REQUIREMENT: Faithfully return all lines, omitting every embedded picture.

RECORDS PROVIDED:
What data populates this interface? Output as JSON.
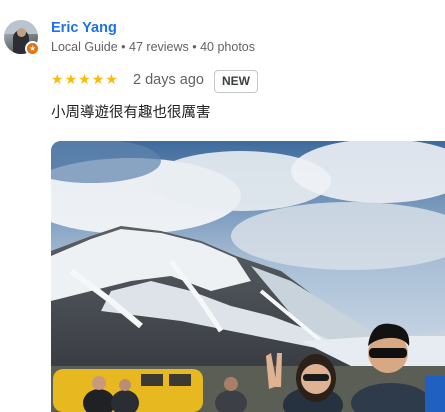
{
  "reviewer": {
    "name": "Eric Yang",
    "details": "Local Guide • 47 reviews • 40 photos",
    "avatar_icon": "user-avatar",
    "badge_icon": "local-guide-star-icon",
    "badge_color": "#e8710a"
  },
  "review": {
    "rating": 5,
    "rating_max": 5,
    "star_icon": "star-icon",
    "star_color": "#fbbc04",
    "date": "2 days ago",
    "tag": "NEW",
    "text": "小周導遊很有趣也很厲害"
  },
  "photo": {
    "subject": "review-photo"
  }
}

TASK RESULT:
What data populates this interface? Output as JSON.
{
  "reviewer": {
    "name": "Eric Yang",
    "details": "Local Guide • 47 reviews • 40 photos",
    "avatar_icon": "user-avatar",
    "badge_icon": "local-guide-star-icon",
    "badge_color": "#e8710a"
  },
  "review": {
    "rating": 5,
    "rating_max": 5,
    "star_icon": "star-icon",
    "star_color": "#fbbc04",
    "date": "2 days ago",
    "tag": "NEW",
    "text": "小周導遊很有趣也很厲害"
  },
  "photo": {
    "subject": "review-photo"
  }
}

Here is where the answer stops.